Report all lines from the entries below in which "name" appears.

━━ DATASET RECORDS ━━

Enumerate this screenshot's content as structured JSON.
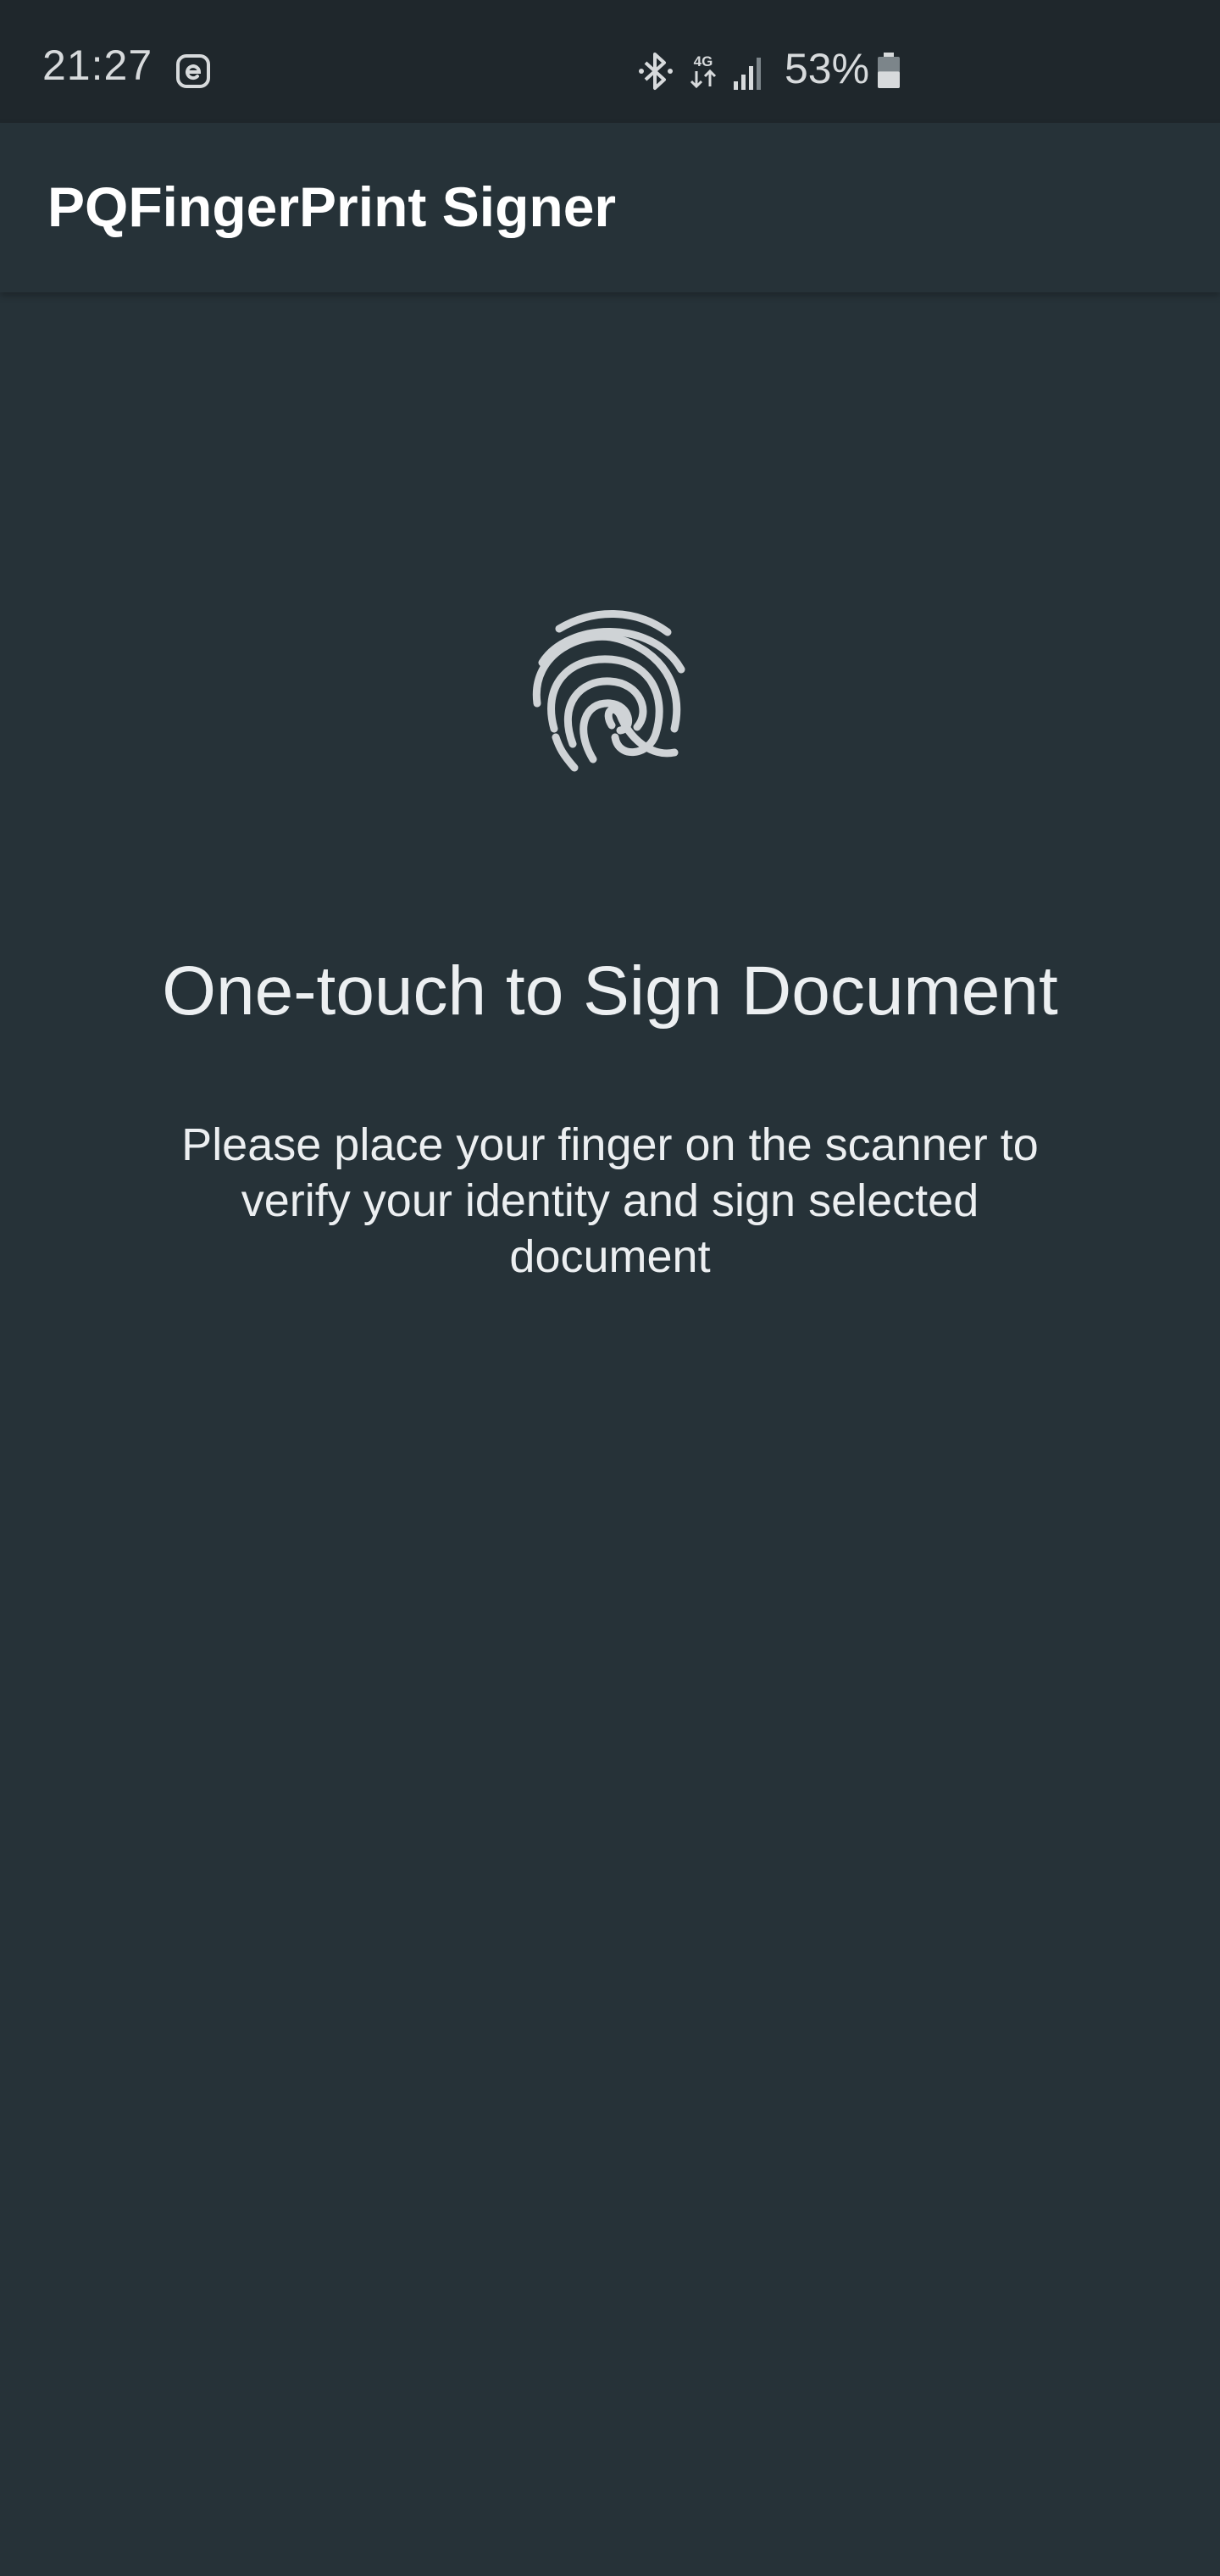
{
  "status_bar": {
    "time": "21:27",
    "network_type": "4G",
    "battery_percent": "53%",
    "battery_level": 0.53,
    "icons": [
      "e-notification-icon",
      "bluetooth-icon",
      "network-4g-icon",
      "signal-icon",
      "battery-icon"
    ]
  },
  "app_bar": {
    "title": "PQFingerPrint Signer"
  },
  "content": {
    "icon": "fingerprint-icon",
    "heading": "One-touch to Sign Document",
    "instructions": "Please place your finger on the scanner to verify your identity and sign selected document"
  },
  "colors": {
    "background": "#263238",
    "status_bar": "#1f272c",
    "text": "#eceff1",
    "icon": "#cfd3d6"
  }
}
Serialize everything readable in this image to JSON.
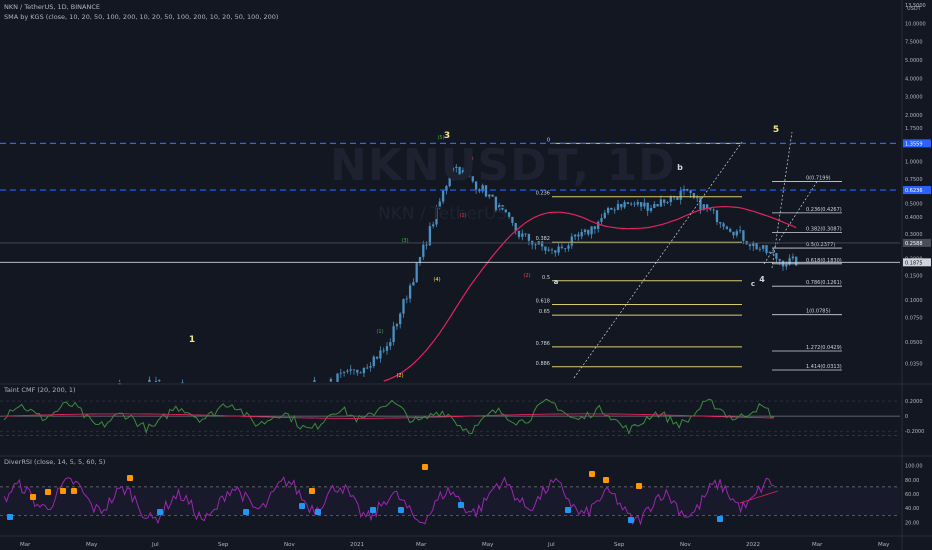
{
  "header": {
    "symbol_line": "NKN / TetherUS, 1D, BINANCE",
    "indicator_line": "SMA by KGS (close, 10, 20, 50, 100, 200, 10, 20, 50, 100, 200, 10, 20, 50, 100, 200)"
  },
  "watermark": {
    "symbol": "NKNUSDT, 1D",
    "name": "NKN / TetherUS"
  },
  "colors": {
    "background": "#131722",
    "candle": "#4a8fbf",
    "sma": "#e0245e",
    "fib": "#d8cc6e",
    "blue_level": "#2962ff",
    "cmf": "#3c8c3c",
    "rsi": "#9c27b0",
    "bull_label": "#2196f3",
    "bear_label": "#ff9800"
  },
  "chart_data": [
    {
      "type": "line",
      "title": "NKN / TetherUS, 1D, BINANCE",
      "price_scale": "log",
      "currency": "USDT",
      "ylim": [
        0.0265,
        1.75
      ],
      "y_ticks": [
        "1.7500",
        "1.0000",
        "0.7500",
        "0.5000",
        "0.4000",
        "0.3000",
        "0.2000",
        "0.1500",
        "0.1000",
        "0.0750",
        "0.0500",
        "0.0350"
      ],
      "right_ticks_upper": [
        "13.5000",
        "10.0000",
        "7.5000",
        "5.0000",
        "4.0000",
        "3.0000",
        "2.0000"
      ],
      "price_labels": [
        "1.3559",
        "0.6236",
        "0.2588",
        "0.1875"
      ],
      "price_levels": [
        1.3559,
        0.6236,
        0.2588,
        0.1875
      ],
      "series": [
        {
          "x": [
            "2020-03",
            "2020-05",
            "2020-07",
            "2020-09",
            "2020-11",
            "2021-01",
            "2021-02",
            "2021-03",
            "2021-04",
            "2021-05",
            "2021-06",
            "2021-07",
            "2021-08",
            "2021-09",
            "2021-10",
            "2021-11",
            "2021-12",
            "2022-01",
            "2022-02"
          ],
          "values": [
            0.02,
            0.022,
            0.025,
            0.022,
            0.021,
            0.03,
            0.045,
            0.2,
            0.95,
            0.6,
            0.3,
            0.22,
            0.3,
            0.5,
            0.48,
            0.6,
            0.4,
            0.26,
            0.19
          ]
        }
      ],
      "fib_retracement": {
        "labels": [
          "0",
          "0.236",
          "0.382",
          "0.5",
          "0.618",
          "0.65",
          "0.786",
          "0.886"
        ],
        "prices": [
          1.3559,
          0.558,
          0.262,
          0.138,
          0.093,
          0.078,
          0.046,
          0.033
        ]
      },
      "fib_extension": {
        "labels": [
          "0(0.7199)",
          "0.236(0.4267)",
          "0.382(0.3087)",
          "0.5(0.2377)",
          "0.618(0.1830)",
          "0.786(0.1261)",
          "1(0.0785)",
          "1.272(0.0429)",
          "1.414(0.0313)"
        ],
        "prices": [
          0.7199,
          0.4267,
          0.3087,
          0.2377,
          0.183,
          0.1261,
          0.0785,
          0.0429,
          0.0313
        ]
      },
      "wave_labels": [
        "1",
        "3",
        "5",
        "4",
        "a",
        "b",
        "c",
        "(1)",
        "(2)",
        "(3)",
        "(4)",
        "(5)",
        "(1)",
        "(2)"
      ],
      "x_ticks": [
        "Mar",
        "May",
        "Jul",
        "Sep",
        "Nov",
        "2021",
        "Mar",
        "May",
        "Jul",
        "Sep",
        "Nov",
        "2022",
        "Mar",
        "May",
        "Jul"
      ]
    },
    {
      "type": "line",
      "title": "Taint CMF (20, 200, 1)",
      "ylim": [
        -0.45,
        0.32
      ],
      "y_ticks": [
        "0.2000",
        "0",
        "-0.2000"
      ],
      "y_tick_values": [
        0.2,
        0,
        -0.2
      ]
    },
    {
      "type": "line",
      "title": "DiverRSI (close, 14, 5, 5, 60, 5)",
      "ylim": [
        15,
        105
      ],
      "y_ticks": [
        "100.00",
        "80.00",
        "60.00",
        "40.00",
        "20.00"
      ],
      "y_tick_values": [
        100,
        80,
        60,
        40,
        20
      ],
      "levels": [
        70,
        30
      ]
    }
  ]
}
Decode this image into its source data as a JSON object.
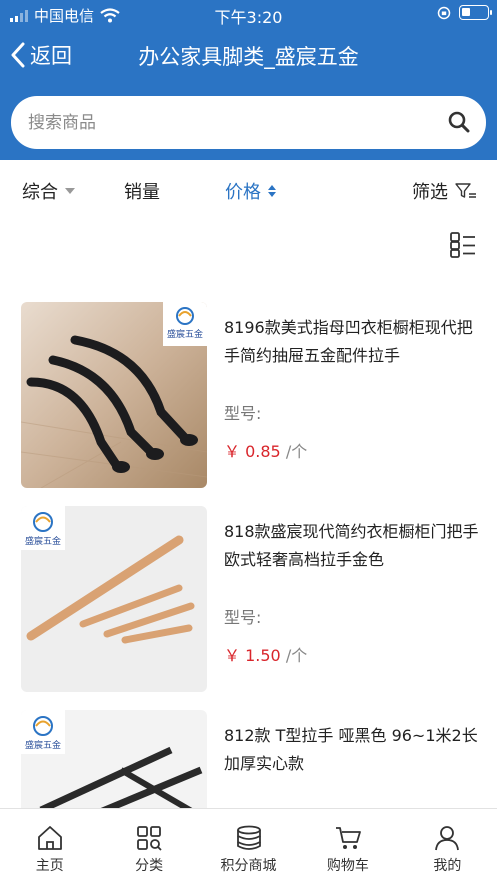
{
  "status_bar": {
    "carrier": "中国电信",
    "time": "下午3:20"
  },
  "nav": {
    "back_label": "返回",
    "title": "办公家具脚类_盛宸五金"
  },
  "search": {
    "placeholder": "搜索商品"
  },
  "sort_bar": {
    "items": [
      {
        "label": "综合",
        "active": false
      },
      {
        "label": "销量",
        "active": false
      },
      {
        "label": "价格",
        "active": true
      }
    ],
    "filter_label": "筛选"
  },
  "products": [
    {
      "name": "8196款美式指母凹衣柜橱柜现代把手简约抽屉五金配件拉手",
      "model_label": "型号:",
      "price_symbol": "￥",
      "price": "0.85",
      "unit": "/个",
      "image_logo": "盛宸五金"
    },
    {
      "name": "818款盛宸现代简约衣柜橱柜门把手欧式轻奢高档拉手金色",
      "model_label": "型号:",
      "price_symbol": "￥",
      "price": "1.50",
      "unit": "/个",
      "image_logo": "盛宸五金"
    },
    {
      "name": "812款 T型拉手 哑黑色 96~1米2长 加厚实心款",
      "model_label": "",
      "price_symbol": "",
      "price": "",
      "unit": "",
      "image_logo": "盛宸五金"
    }
  ],
  "tabs": [
    {
      "label": "主页",
      "icon": "home-icon"
    },
    {
      "label": "分类",
      "icon": "category-icon"
    },
    {
      "label": "积分商城",
      "icon": "coins-icon"
    },
    {
      "label": "购物车",
      "icon": "cart-icon"
    },
    {
      "label": "我的",
      "icon": "user-icon"
    }
  ],
  "colors": {
    "brand": "#2b74c4",
    "price": "#d9262c"
  }
}
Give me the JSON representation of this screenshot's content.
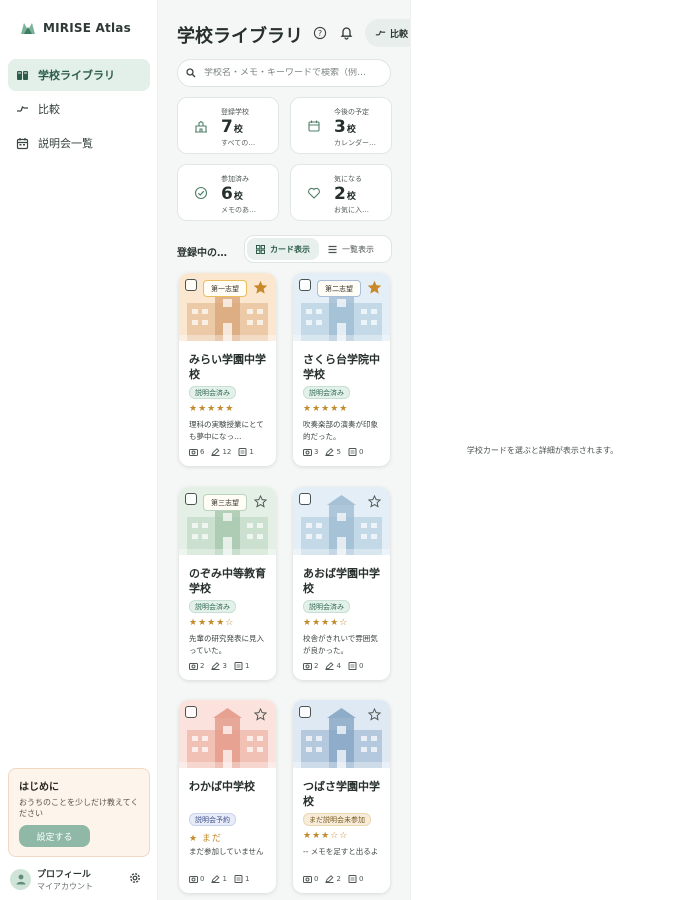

━━━

■ FULL OUTPUT
    "name": "NKN / TetherUS"
      "name": "8196款美式指母凹衣柜橱柜现代把手简约抽屉五金配件拉手",
      "name": "818款盛宸现代简约衣柜橱柜门把手欧式轻奢高档拉手金色",
      "name": "812款 T型拉手 哑黑色 96~1米2长 加厚实心款",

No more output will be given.